[DATA LINES]:

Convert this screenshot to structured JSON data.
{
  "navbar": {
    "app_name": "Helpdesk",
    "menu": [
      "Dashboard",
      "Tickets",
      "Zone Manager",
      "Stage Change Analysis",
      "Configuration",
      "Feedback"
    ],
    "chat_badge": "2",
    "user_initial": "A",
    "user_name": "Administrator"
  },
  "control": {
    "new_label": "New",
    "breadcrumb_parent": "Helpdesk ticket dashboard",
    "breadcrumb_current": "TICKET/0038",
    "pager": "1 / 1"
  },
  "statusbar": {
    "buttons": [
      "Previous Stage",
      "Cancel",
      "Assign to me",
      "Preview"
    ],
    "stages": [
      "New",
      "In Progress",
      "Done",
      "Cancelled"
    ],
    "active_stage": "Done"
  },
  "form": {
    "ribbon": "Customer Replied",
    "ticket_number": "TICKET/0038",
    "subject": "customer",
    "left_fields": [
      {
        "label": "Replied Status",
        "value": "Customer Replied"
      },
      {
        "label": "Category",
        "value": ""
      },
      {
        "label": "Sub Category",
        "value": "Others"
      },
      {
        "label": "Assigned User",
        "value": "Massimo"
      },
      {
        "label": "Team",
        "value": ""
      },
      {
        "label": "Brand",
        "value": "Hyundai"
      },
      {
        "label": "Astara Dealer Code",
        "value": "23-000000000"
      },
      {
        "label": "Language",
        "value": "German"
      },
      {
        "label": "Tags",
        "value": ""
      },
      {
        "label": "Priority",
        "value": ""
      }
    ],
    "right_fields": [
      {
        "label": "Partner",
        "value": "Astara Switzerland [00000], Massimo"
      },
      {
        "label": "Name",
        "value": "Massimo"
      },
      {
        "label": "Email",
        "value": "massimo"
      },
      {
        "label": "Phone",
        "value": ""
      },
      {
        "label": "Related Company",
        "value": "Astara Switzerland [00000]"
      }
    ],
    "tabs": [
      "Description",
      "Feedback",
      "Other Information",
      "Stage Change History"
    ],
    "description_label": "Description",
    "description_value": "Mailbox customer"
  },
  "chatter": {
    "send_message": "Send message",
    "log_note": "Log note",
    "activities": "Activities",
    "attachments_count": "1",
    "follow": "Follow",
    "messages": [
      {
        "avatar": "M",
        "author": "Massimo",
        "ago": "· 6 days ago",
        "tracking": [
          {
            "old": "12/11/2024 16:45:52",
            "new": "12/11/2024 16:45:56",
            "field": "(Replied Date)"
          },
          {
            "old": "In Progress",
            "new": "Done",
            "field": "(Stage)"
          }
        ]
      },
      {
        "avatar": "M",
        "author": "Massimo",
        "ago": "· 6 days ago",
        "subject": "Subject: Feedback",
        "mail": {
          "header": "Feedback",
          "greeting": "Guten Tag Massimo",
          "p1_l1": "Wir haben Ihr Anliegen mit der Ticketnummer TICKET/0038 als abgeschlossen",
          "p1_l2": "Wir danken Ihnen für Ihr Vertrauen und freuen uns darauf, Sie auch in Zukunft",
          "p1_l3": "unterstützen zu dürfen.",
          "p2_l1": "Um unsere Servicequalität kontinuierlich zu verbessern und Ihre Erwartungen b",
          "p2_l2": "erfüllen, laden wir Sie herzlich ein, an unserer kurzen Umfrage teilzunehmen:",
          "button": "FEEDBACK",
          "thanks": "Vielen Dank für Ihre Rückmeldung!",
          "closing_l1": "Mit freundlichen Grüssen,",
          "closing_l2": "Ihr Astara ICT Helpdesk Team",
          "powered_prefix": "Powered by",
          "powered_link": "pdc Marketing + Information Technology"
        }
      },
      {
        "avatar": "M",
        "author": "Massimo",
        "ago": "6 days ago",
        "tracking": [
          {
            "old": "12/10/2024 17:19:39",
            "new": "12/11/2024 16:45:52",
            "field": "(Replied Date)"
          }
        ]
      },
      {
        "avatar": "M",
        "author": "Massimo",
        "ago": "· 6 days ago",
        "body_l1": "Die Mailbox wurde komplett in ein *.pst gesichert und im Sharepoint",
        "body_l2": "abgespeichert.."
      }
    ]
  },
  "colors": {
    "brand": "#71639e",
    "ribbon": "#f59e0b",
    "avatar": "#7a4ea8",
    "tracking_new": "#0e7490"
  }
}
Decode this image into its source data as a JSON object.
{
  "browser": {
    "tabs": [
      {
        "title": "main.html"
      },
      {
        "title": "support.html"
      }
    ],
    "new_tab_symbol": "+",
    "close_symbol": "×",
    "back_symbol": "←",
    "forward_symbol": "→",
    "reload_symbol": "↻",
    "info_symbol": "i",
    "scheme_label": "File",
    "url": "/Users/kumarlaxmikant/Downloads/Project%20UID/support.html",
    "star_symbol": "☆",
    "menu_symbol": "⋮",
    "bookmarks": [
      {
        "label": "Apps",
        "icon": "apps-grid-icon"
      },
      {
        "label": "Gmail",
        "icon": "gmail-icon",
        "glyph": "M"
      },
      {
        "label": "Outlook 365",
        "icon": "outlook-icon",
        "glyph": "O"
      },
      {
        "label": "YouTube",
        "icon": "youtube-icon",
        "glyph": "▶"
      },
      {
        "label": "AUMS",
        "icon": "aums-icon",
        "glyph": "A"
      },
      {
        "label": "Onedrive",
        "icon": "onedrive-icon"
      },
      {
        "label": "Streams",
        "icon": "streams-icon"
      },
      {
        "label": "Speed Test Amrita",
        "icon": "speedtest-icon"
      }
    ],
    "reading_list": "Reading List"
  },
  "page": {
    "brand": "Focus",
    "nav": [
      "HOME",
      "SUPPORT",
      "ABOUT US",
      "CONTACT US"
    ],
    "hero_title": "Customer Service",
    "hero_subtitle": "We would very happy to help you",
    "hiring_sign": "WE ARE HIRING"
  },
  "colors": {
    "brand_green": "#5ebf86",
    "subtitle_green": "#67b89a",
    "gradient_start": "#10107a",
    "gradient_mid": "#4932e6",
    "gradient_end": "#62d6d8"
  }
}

[TO BE DONE]:
Can you give every line above again, exactly as written?

[TASK ANSWER]:
Convert this screenshot to structured JSON data.
{
  "navbar": {
    "app_name": "Helpdesk",
    "menu": [
      "Dashboard",
      "Tickets",
      "Zone Manager",
      "Stage Change Analysis",
      "Configuration",
      "Feedback"
    ],
    "chat_badge": "2",
    "user_initial": "A",
    "user_name": "Administrator"
  },
  "control": {
    "new_label": "New",
    "breadcrumb_parent": "Helpdesk ticket dashboard",
    "breadcrumb_current": "TICKET/0038",
    "pager": "1 / 1"
  },
  "statusbar": {
    "buttons": [
      "Previous Stage",
      "Cancel",
      "Assign to me",
      "Preview"
    ],
    "stages": [
      "New",
      "In Progress",
      "Done",
      "Cancelled"
    ],
    "active_stage": "Done"
  },
  "form": {
    "ribbon": "Customer Replied",
    "ticket_number": "TICKET/0038",
    "subject": "customer",
    "left_fields": [
      {
        "label": "Replied Status",
        "value": "Customer Replied"
      },
      {
        "label": "Category",
        "value": ""
      },
      {
        "label": "Sub Category",
        "value": "Others"
      },
      {
        "label": "Assigned User",
        "value": "Massimo"
      },
      {
        "label": "Team",
        "value": ""
      },
      {
        "label": "Brand",
        "value": "Hyundai"
      },
      {
        "label": "Astara Dealer Code",
        "value": "23-000000000"
      },
      {
        "label": "Language",
        "value": "German"
      },
      {
        "label": "Tags",
        "value": ""
      },
      {
        "label": "Priority",
        "value": ""
      }
    ],
    "right_fields": [
      {
        "label": "Partner",
        "value": "Astara Switzerland [00000], Massimo"
      },
      {
        "label": "Name",
        "value": "Massimo"
      },
      {
        "label": "Email",
        "value": "massimo"
      },
      {
        "label": "Phone",
        "value": ""
      },
      {
        "label": "Related Company",
        "value": "Astara Switzerland [00000]"
      }
    ],
    "tabs": [
      "Description",
      "Feedback",
      "Other Information",
      "Stage Change History"
    ],
    "description_label": "Description",
    "description_value": "Mailbox customer"
  },
  "chatter": {
    "send_message": "Send message",
    "log_note": "Log note",
    "activities": "Activities",
    "attachments_count": "1",
    "follow": "Follow",
    "messages": [
      {
        "avatar": "M",
        "author": "Massimo",
        "ago": "· 6 days ago",
        "tracking": [
          {
            "old": "12/11/2024 16:45:52",
            "new": "12/11/2024 16:45:56",
            "field": "(Replied Date)"
          },
          {
            "old": "In Progress",
            "new": "Done",
            "field": "(Stage)"
          }
        ]
      },
      {
        "avatar": "M",
        "author": "Massimo",
        "ago": "· 6 days ago",
        "subject": "Subject: Feedback",
        "mail": {
          "header": "Feedback",
          "greeting": "Guten Tag Massimo",
          "p1_l1": "Wir haben Ihr Anliegen mit der Ticketnummer TICKET/0038 als abgeschlossen",
          "p1_l2": "Wir danken Ihnen für Ihr Vertrauen und freuen uns darauf, Sie auch in Zukunft",
          "p1_l3": "unterstützen zu dürfen.",
          "p2_l1": "Um unsere Servicequalität kontinuierlich zu verbessern und Ihre Erwartungen b",
          "p2_l2": "erfüllen, laden wir Sie herzlich ein, an unserer kurzen Umfrage teilzunehmen:",
          "button": "FEEDBACK",
          "thanks": "Vielen Dank für Ihre Rückmeldung!",
          "closing_l1": "Mit freundlichen Grüssen,",
          "closing_l2": "Ihr Astara ICT Helpdesk Team",
          "powered_prefix": "Powered by",
          "powered_link": "pdc Marketing + Information Technology"
        }
      },
      {
        "avatar": "M",
        "author": "Massimo",
        "ago": "6 days ago",
        "tracking": [
          {
            "old": "12/10/2024 17:19:39",
            "new": "12/11/2024 16:45:52",
            "field": "(Replied Date)"
          }
        ]
      },
      {
        "avatar": "M",
        "author": "Massimo",
        "ago": "· 6 days ago",
        "body_l1": "Die Mailbox wurde komplett in ein *.pst gesichert und im Sharepoint",
        "body_l2": "abgespeichert.."
      }
    ]
  },
  "colors": {
    "brand": "#71639e",
    "ribbon": "#f59e0b",
    "avatar": "#7a4ea8",
    "tracking_new": "#0e7490"
  }
}
Decode this image into its source data as a JSON object.
{
  "browser": {
    "tabs": [
      {
        "title": "main.html"
      },
      {
        "title": "support.html"
      }
    ],
    "new_tab_symbol": "+",
    "close_symbol": "×",
    "back_symbol": "←",
    "forward_symbol": "→",
    "reload_symbol": "↻",
    "info_symbol": "i",
    "scheme_label": "File",
    "url": "/Users/kumarlaxmikant/Downloads/Project%20UID/support.html",
    "star_symbol": "☆",
    "menu_symbol": "⋮",
    "bookmarks": [
      {
        "label": "Apps",
        "icon": "apps-grid-icon"
      },
      {
        "label": "Gmail",
        "icon": "gmail-icon",
        "glyph": "M"
      },
      {
        "label": "Outlook 365",
        "icon": "outlook-icon",
        "glyph": "O"
      },
      {
        "label": "YouTube",
        "icon": "youtube-icon",
        "glyph": "▶"
      },
      {
        "label": "AUMS",
        "icon": "aums-icon",
        "glyph": "A"
      },
      {
        "label": "Onedrive",
        "icon": "onedrive-icon"
      },
      {
        "label": "Streams",
        "icon": "streams-icon"
      },
      {
        "label": "Speed Test Amrita",
        "icon": "speedtest-icon"
      }
    ],
    "reading_list": "Reading List"
  },
  "page": {
    "brand": "Focus",
    "nav": [
      "HOME",
      "SUPPORT",
      "ABOUT US",
      "CONTACT US"
    ],
    "hero_title": "Customer Service",
    "hero_subtitle": "We would very happy to help you",
    "hiring_sign": "WE ARE HIRING"
  },
  "colors": {
    "brand_green": "#5ebf86",
    "subtitle_green": "#67b89a",
    "gradient_start": "#10107a",
    "gradient_mid": "#4932e6",
    "gradient_end": "#62d6d8"
  }
}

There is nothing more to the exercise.